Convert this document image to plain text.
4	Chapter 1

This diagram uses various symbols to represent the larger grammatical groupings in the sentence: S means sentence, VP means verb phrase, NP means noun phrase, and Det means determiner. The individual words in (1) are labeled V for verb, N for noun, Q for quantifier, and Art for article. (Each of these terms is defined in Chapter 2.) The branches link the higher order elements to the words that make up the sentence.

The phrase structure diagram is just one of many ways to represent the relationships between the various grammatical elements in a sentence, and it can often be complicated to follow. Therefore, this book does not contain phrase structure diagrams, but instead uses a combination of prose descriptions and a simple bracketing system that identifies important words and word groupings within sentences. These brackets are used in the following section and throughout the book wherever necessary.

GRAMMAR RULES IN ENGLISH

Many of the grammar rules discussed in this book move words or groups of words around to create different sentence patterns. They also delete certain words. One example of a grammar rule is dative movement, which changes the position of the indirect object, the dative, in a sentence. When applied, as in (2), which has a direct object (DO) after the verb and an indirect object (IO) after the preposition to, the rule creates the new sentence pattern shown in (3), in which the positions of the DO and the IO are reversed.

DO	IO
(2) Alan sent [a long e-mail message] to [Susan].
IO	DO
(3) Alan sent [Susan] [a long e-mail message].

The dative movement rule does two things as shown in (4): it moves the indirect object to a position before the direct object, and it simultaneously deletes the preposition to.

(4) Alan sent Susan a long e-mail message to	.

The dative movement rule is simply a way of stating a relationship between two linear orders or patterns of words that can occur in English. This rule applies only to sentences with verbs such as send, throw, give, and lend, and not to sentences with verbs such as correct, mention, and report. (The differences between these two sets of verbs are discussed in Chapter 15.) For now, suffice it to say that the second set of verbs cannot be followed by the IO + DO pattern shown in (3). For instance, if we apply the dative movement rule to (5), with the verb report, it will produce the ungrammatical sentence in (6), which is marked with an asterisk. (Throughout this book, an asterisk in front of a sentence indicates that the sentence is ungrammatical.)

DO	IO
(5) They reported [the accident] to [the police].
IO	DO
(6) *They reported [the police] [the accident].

*****

— Task statement —
Only a number is wanted: how many lines of the data above contain "police"?

— Written reply —
2